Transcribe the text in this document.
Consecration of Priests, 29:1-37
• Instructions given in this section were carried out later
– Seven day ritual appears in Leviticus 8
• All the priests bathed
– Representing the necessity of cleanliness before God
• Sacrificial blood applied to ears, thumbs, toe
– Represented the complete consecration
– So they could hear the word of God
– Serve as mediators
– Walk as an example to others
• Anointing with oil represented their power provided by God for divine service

##############################

Aim >> Please output the entries above, every line exactly as it reads.

Task response >>
Transcribe the text in this document.
Consecration of Priests, 29:1-37
• Instructions given in this section were carried out later
– Seven day ritual appears in Leviticus 8
• All the priests bathed
– Representing the necessity of cleanliness before God
• Sacrificial blood applied to ears, thumbs, toe
– Represented the complete consecration
– So they could hear the word of God
– Serve as mediators
– Walk as an example to others
• Anointing with oil represented their power provided by God for divine service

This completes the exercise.